# Start of Task data

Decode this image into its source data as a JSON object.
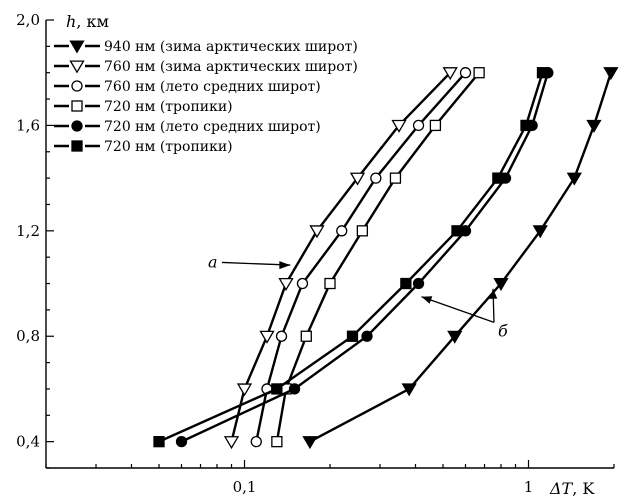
{
  "chart_data": {
    "type": "line",
    "title": "",
    "xlabel": {
      "symbol": "ΔT",
      "unit": ", K",
      "text": "ΔT, K"
    },
    "ylabel": {
      "symbol": "h",
      "unit": ", км",
      "text": "h, км"
    },
    "x_scale": "log",
    "xlim": [
      0.02,
      2.0
    ],
    "ylim": [
      0.3,
      2.0
    ],
    "x_ticks": [
      {
        "value": 0.1,
        "label": "0,1"
      },
      {
        "value": 1,
        "label": "1"
      }
    ],
    "y_ticks": [
      {
        "value": 0.4,
        "label": "0,4"
      },
      {
        "value": 0.8,
        "label": "0,8"
      },
      {
        "value": 1.2,
        "label": "1,2"
      },
      {
        "value": 1.6,
        "label": "1,6"
      },
      {
        "value": 2.0,
        "label": "2,0"
      }
    ],
    "grid": false,
    "legend_position": "top-left",
    "series": [
      {
        "name": "940 нм (зима арктических широт)",
        "marker": "triangle-down-filled",
        "points": [
          [
            0.17,
            0.4
          ],
          [
            0.38,
            0.6
          ],
          [
            0.55,
            0.8
          ],
          [
            0.8,
            1.0
          ],
          [
            1.1,
            1.2
          ],
          [
            1.45,
            1.4
          ],
          [
            1.7,
            1.6
          ],
          [
            1.95,
            1.8
          ]
        ]
      },
      {
        "name": "760 нм (зима арктических широт)",
        "marker": "triangle-down-open",
        "points": [
          [
            0.09,
            0.4
          ],
          [
            0.1,
            0.6
          ],
          [
            0.12,
            0.8
          ],
          [
            0.14,
            1.0
          ],
          [
            0.18,
            1.2
          ],
          [
            0.25,
            1.4
          ],
          [
            0.35,
            1.6
          ],
          [
            0.53,
            1.8
          ]
        ]
      },
      {
        "name": "760 нм (лето средних широт)",
        "marker": "circle-open",
        "points": [
          [
            0.11,
            0.4
          ],
          [
            0.12,
            0.6
          ],
          [
            0.135,
            0.8
          ],
          [
            0.16,
            1.0
          ],
          [
            0.22,
            1.2
          ],
          [
            0.29,
            1.4
          ],
          [
            0.41,
            1.6
          ],
          [
            0.6,
            1.8
          ]
        ]
      },
      {
        "name": "720 нм (тропики)",
        "marker": "square-open",
        "points": [
          [
            0.13,
            0.4
          ],
          [
            0.14,
            0.6
          ],
          [
            0.165,
            0.8
          ],
          [
            0.2,
            1.0
          ],
          [
            0.26,
            1.2
          ],
          [
            0.34,
            1.4
          ],
          [
            0.47,
            1.6
          ],
          [
            0.67,
            1.8
          ]
        ]
      },
      {
        "name": "720 нм (лето средних широт)",
        "marker": "circle-filled",
        "points": [
          [
            0.06,
            0.4
          ],
          [
            0.15,
            0.6
          ],
          [
            0.27,
            0.8
          ],
          [
            0.41,
            1.0
          ],
          [
            0.6,
            1.2
          ],
          [
            0.83,
            1.4
          ],
          [
            1.03,
            1.6
          ],
          [
            1.17,
            1.8
          ]
        ]
      },
      {
        "name": "720 нм (тропики)",
        "marker": "square-filled",
        "points": [
          [
            0.05,
            0.4
          ],
          [
            0.13,
            0.6
          ],
          [
            0.24,
            0.8
          ],
          [
            0.37,
            1.0
          ],
          [
            0.56,
            1.2
          ],
          [
            0.78,
            1.4
          ],
          [
            0.98,
            1.6
          ],
          [
            1.12,
            1.8
          ]
        ]
      }
    ],
    "annotations": [
      {
        "label": "a",
        "target_series_group": "760/720 нм тропики (open markers)"
      },
      {
        "label": "б",
        "target_series_group": "720/940 нм (filled markers)"
      }
    ]
  }
}
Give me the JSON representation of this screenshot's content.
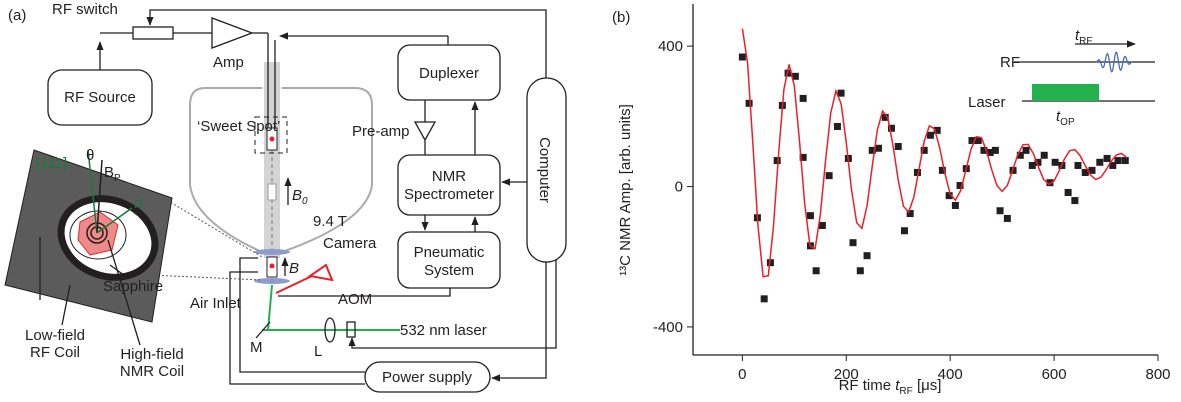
{
  "panel_a": {
    "label": "(a)",
    "rf_switch": "RF switch",
    "rf_source": "RF Source",
    "amp": "Amp",
    "duplexer": "Duplexer",
    "pre_amp": "Pre-amp",
    "nmr_spectrometer": [
      "NMR",
      "Spectrometer"
    ],
    "pneumatic_system": [
      "Pneumatic",
      "System"
    ],
    "computer": "Computer",
    "power_supply": "Power supply",
    "sweet_spot": "‘Sweet Spot’",
    "b0": {
      "symbol": "B",
      "subscript": "0"
    },
    "field": "9.4 T",
    "camera": "Camera",
    "air_inlet": "Air Inlet",
    "b": "B",
    "aom": "AOM",
    "laser": "532 nm laser",
    "mirror": "M",
    "lens": "L",
    "crystal_axis": "[111]",
    "theta": "θ",
    "bp": {
      "symbol": "B",
      "subscript": "P"
    },
    "n_hat": "n̂",
    "sapphire": "Sapphire",
    "low_field_coil": [
      "Low-field",
      "RF Coil"
    ],
    "high_field_coil": [
      "High-field",
      "NMR Coil"
    ]
  },
  "chart_data": {
    "type": "scatter",
    "panel_label": "(b)",
    "y_label": "¹³C NMR Amp. [arb. units]",
    "x_label": {
      "text": "RF time",
      "variable": "t",
      "subscript": "RF",
      "unit": "[μs]"
    },
    "xlim": [
      -95,
      800
    ],
    "xticks": [
      0,
      200,
      400,
      600,
      800
    ],
    "ylim": [
      -480,
      520
    ],
    "yticks": [
      -400,
      0,
      400
    ],
    "series": [
      {
        "type": "scatter",
        "color": "#231f20",
        "x": [
          0,
          13,
          29,
          42,
          54,
          67,
          77,
          88,
          102,
          117,
          117,
          131,
          131,
          142,
          154,
          167,
          183,
          190,
          204,
          213,
          227,
          240,
          250,
          262,
          275,
          287,
          300,
          312,
          323,
          337,
          350,
          362,
          375,
          385,
          398,
          410,
          419,
          431,
          442,
          454,
          465,
          477,
          487,
          496,
          510,
          521,
          535,
          546,
          558,
          569,
          581,
          592,
          602,
          615,
          627,
          640,
          646,
          660,
          673,
          688,
          702,
          713,
          723,
          737
        ],
        "values": [
          369,
          237,
          -89,
          -320,
          -217,
          74,
          231,
          323,
          314,
          251,
          83,
          -83,
          -169,
          -240,
          -111,
          31,
          171,
          266,
          80,
          -160,
          -240,
          -197,
          103,
          109,
          197,
          166,
          114,
          -126,
          -77,
          40,
          103,
          146,
          160,
          46,
          -26,
          -54,
          3,
          51,
          131,
          131,
          103,
          97,
          103,
          -69,
          -91,
          46,
          89,
          103,
          60,
          69,
          89,
          11,
          69,
          60,
          -17,
          -40,
          60,
          40,
          46,
          69,
          80,
          60,
          74,
          74
        ]
      },
      {
        "type": "line",
        "color": "#e8202a",
        "x": [
          0,
          10,
          20,
          30,
          40,
          50,
          60,
          70,
          80,
          90,
          100,
          110,
          120,
          130,
          140,
          150,
          160,
          170,
          180,
          190,
          200,
          210,
          220,
          230,
          240,
          250,
          260,
          270,
          280,
          290,
          300,
          310,
          320,
          330,
          340,
          350,
          360,
          370,
          380,
          390,
          400,
          410,
          420,
          430,
          440,
          450,
          460,
          470,
          480,
          490,
          500,
          510,
          520,
          530,
          540,
          550,
          560,
          570,
          580,
          590,
          600,
          610,
          620,
          630,
          640,
          650,
          660,
          670,
          680,
          690,
          700,
          710,
          720,
          730,
          740
        ],
        "values": [
          450,
          351,
          129,
          -109,
          -257,
          -254,
          -112,
          97,
          277,
          348,
          287,
          129,
          -49,
          -168,
          -177,
          -81,
          72,
          209,
          272,
          236,
          124,
          -9,
          -103,
          -119,
          -54,
          57,
          162,
          215,
          196,
          117,
          19,
          -56,
          -73,
          -31,
          49,
          129,
          173,
          164,
          109,
          36,
          -22,
          -39,
          -12,
          46,
          106,
          142,
          139,
          102,
          48,
          3,
          -14,
          3,
          45,
          90,
          119,
          120,
          94,
          55,
          20,
          6,
          16,
          45,
          79,
          102,
          105,
          88,
          59,
          33,
          20,
          26,
          47,
          72,
          90,
          94,
          82
        ]
      }
    ],
    "inset": {
      "rf": "RF",
      "laser": "Laser",
      "t_rf": {
        "symbol": "t",
        "subscript": "RF"
      },
      "t_op": {
        "symbol": "t",
        "subscript": "OP"
      },
      "rf_color": "#4a6fb5",
      "laser_color": "#22b14c"
    }
  }
}
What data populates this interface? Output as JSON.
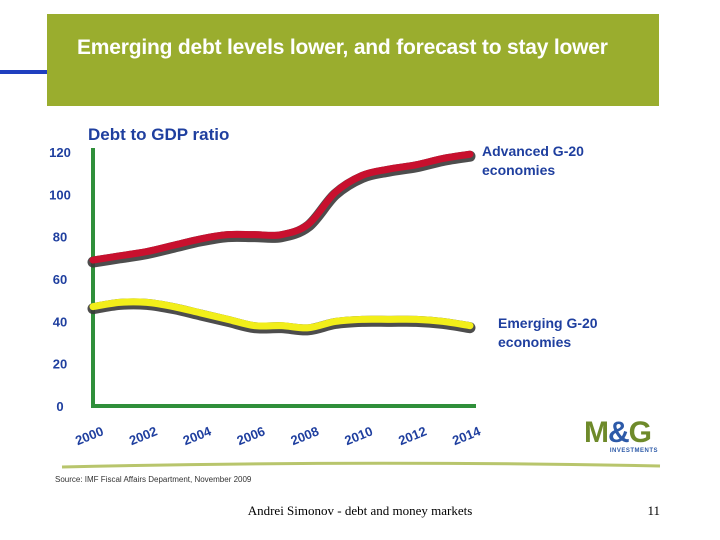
{
  "slide": {
    "title": "Emerging debt levels lower, and forecast to stay lower",
    "footer_author": "Andrei Simonov - debt and money markets",
    "page_number": "11"
  },
  "logo": {
    "mark_left": "M",
    "mark_amp": "&",
    "mark_right": "G",
    "subtitle": "INVESTMENTS"
  },
  "chart_data": {
    "type": "line",
    "title": "Debt to GDP ratio",
    "xlabel": "",
    "ylabel": "",
    "ylim": [
      0,
      120
    ],
    "xlim": [
      2000,
      2014
    ],
    "yticks": [
      "0",
      "20",
      "40",
      "60",
      "80",
      "100",
      "120"
    ],
    "xticks": [
      "2000",
      "2002",
      "2004",
      "2006",
      "2008",
      "2010",
      "2012",
      "2014"
    ],
    "grid": false,
    "series": [
      {
        "name": "Advanced G-20 economies",
        "label_lines": [
          "Advanced G-20",
          "economies"
        ],
        "color": "#c8102e",
        "x": [
          2000,
          2001,
          2002,
          2003,
          2004,
          2005,
          2006,
          2007,
          2008,
          2009,
          2010,
          2011,
          2012,
          2013,
          2014
        ],
        "y": [
          68,
          70,
          72,
          75,
          78,
          80,
          80,
          80,
          85,
          100,
          108,
          111,
          113,
          116,
          118
        ]
      },
      {
        "name": "Emerging G-20 economies",
        "label_lines": [
          "Emerging G-20",
          "economies"
        ],
        "color": "#f2ee1a",
        "x": [
          2000,
          2001,
          2002,
          2003,
          2004,
          2005,
          2006,
          2007,
          2008,
          2009,
          2010,
          2011,
          2012,
          2013,
          2014
        ],
        "y": [
          46,
          48,
          48,
          46,
          43,
          40,
          37,
          37,
          36,
          39,
          40,
          40,
          40,
          39,
          37
        ]
      }
    ],
    "source": "Source: IMF Fiscal Affairs Department, November 2009"
  }
}
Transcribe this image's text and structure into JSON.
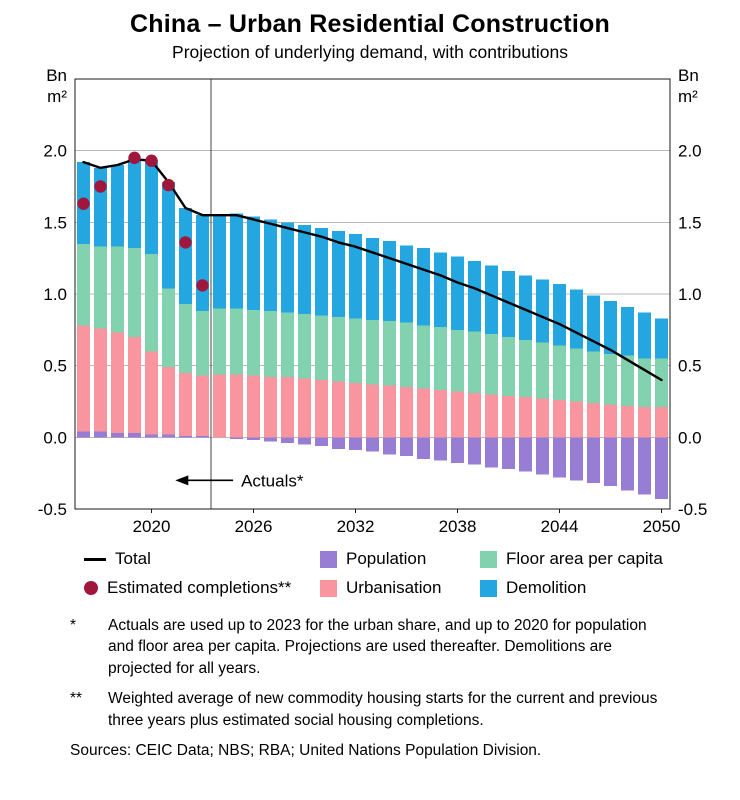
{
  "title": "China – Urban Residential Construction",
  "subtitle": "Projection of underlying demand, with contributions",
  "chart_data": {
    "type": "bar",
    "stacked": true,
    "unit_label": "Bn m²",
    "x": [
      2016,
      2017,
      2018,
      2019,
      2020,
      2021,
      2022,
      2023,
      2024,
      2025,
      2026,
      2027,
      2028,
      2029,
      2030,
      2031,
      2032,
      2033,
      2034,
      2035,
      2036,
      2037,
      2038,
      2039,
      2040,
      2041,
      2042,
      2043,
      2044,
      2045,
      2046,
      2047,
      2048,
      2049,
      2050
    ],
    "x_tick_labels": [
      2020,
      2026,
      2032,
      2038,
      2044,
      2050
    ],
    "y_ticks": [
      2.0,
      1.5,
      1.0,
      0.5,
      0.0,
      -0.5
    ],
    "ylim": [
      -0.5,
      2.5
    ],
    "grid": true,
    "actuals_end_year": 2023,
    "annotation": {
      "label": "Actuals*",
      "y": -0.3,
      "arrow_from_year": 2024.8,
      "arrow_to_year": 2021.4
    },
    "colors": {
      "grid": "#b8b8b8",
      "frame": "#1a1a1a",
      "divider": "#444444"
    },
    "series": [
      {
        "name": "Population",
        "type": "bar",
        "color": "#977dd3",
        "values": [
          0.04,
          0.04,
          0.03,
          0.03,
          0.02,
          0.02,
          0.01,
          0.01,
          0,
          -0.01,
          -0.02,
          -0.03,
          -0.04,
          -0.05,
          -0.06,
          -0.08,
          -0.09,
          -0.1,
          -0.12,
          -0.13,
          -0.15,
          -0.16,
          -0.18,
          -0.19,
          -0.21,
          -0.22,
          -0.24,
          -0.26,
          -0.28,
          -0.3,
          -0.32,
          -0.34,
          -0.37,
          -0.4,
          -0.43
        ]
      },
      {
        "name": "Urbanisation",
        "type": "bar",
        "color": "#f8959e",
        "values": [
          0.74,
          0.72,
          0.7,
          0.67,
          0.58,
          0.47,
          0.44,
          0.42,
          0.44,
          0.44,
          0.43,
          0.42,
          0.42,
          0.41,
          0.4,
          0.39,
          0.38,
          0.37,
          0.36,
          0.35,
          0.34,
          0.33,
          0.32,
          0.31,
          0.3,
          0.29,
          0.28,
          0.27,
          0.26,
          0.25,
          0.24,
          0.23,
          0.22,
          0.21,
          0.21
        ]
      },
      {
        "name": "Floor area per capita",
        "type": "bar",
        "color": "#82d2b0",
        "values": [
          0.57,
          0.57,
          0.6,
          0.62,
          0.68,
          0.55,
          0.48,
          0.45,
          0.46,
          0.46,
          0.46,
          0.46,
          0.45,
          0.45,
          0.45,
          0.45,
          0.45,
          0.45,
          0.45,
          0.45,
          0.44,
          0.44,
          0.43,
          0.43,
          0.42,
          0.41,
          0.4,
          0.39,
          0.38,
          0.37,
          0.36,
          0.35,
          0.35,
          0.34,
          0.34
        ]
      },
      {
        "name": "Demolition",
        "type": "bar",
        "color": "#24a7e0",
        "values": [
          0.57,
          0.55,
          0.57,
          0.62,
          0.65,
          0.74,
          0.67,
          0.67,
          0.65,
          0.66,
          0.65,
          0.64,
          0.63,
          0.62,
          0.61,
          0.6,
          0.59,
          0.57,
          0.56,
          0.54,
          0.54,
          0.52,
          0.51,
          0.49,
          0.48,
          0.46,
          0.45,
          0.44,
          0.43,
          0.41,
          0.39,
          0.37,
          0.34,
          0.32,
          0.28
        ]
      },
      {
        "name": "Total",
        "type": "line",
        "color": "#000000",
        "values": [
          1.92,
          1.88,
          1.9,
          1.94,
          1.93,
          1.78,
          1.6,
          1.55,
          1.55,
          1.55,
          1.52,
          1.49,
          1.46,
          1.43,
          1.4,
          1.36,
          1.33,
          1.29,
          1.25,
          1.21,
          1.17,
          1.13,
          1.08,
          1.04,
          0.99,
          0.94,
          0.89,
          0.84,
          0.79,
          0.73,
          0.67,
          0.61,
          0.54,
          0.47,
          0.4
        ]
      },
      {
        "name": "Estimated completions**",
        "type": "scatter",
        "color": "#a0173d",
        "points": [
          {
            "year": 2016,
            "value": 1.63
          },
          {
            "year": 2017,
            "value": 1.75
          },
          {
            "year": 2019,
            "value": 1.95
          },
          {
            "year": 2020,
            "value": 1.93
          },
          {
            "year": 2021,
            "value": 1.76
          },
          {
            "year": 2022,
            "value": 1.36
          },
          {
            "year": 2023,
            "value": 1.06
          }
        ]
      }
    ]
  },
  "legend": {
    "rows": [
      [
        "Total",
        "Population",
        "Floor area per capita"
      ],
      [
        "Estimated completions**",
        "Urbanisation",
        "Demolition"
      ]
    ]
  },
  "footnotes": [
    {
      "marker": "*",
      "text": "Actuals are used up to 2023 for the urban share, and up to 2020 for population and floor area per capita. Projections are used thereafter. Demolitions are projected for all years."
    },
    {
      "marker": "**",
      "text": "Weighted average of new commodity housing starts for the current and previous three years plus estimated social housing completions."
    }
  ],
  "sources": "Sources: CEIC Data; NBS; RBA; United Nations Population Division."
}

# End of Task data

(Written instruction) Gather from the entries above all lines that include the string "лето".

(Result)
        "name": "760 нм (лето средних широт)",
        "name": "720 нм (лето средних широт)",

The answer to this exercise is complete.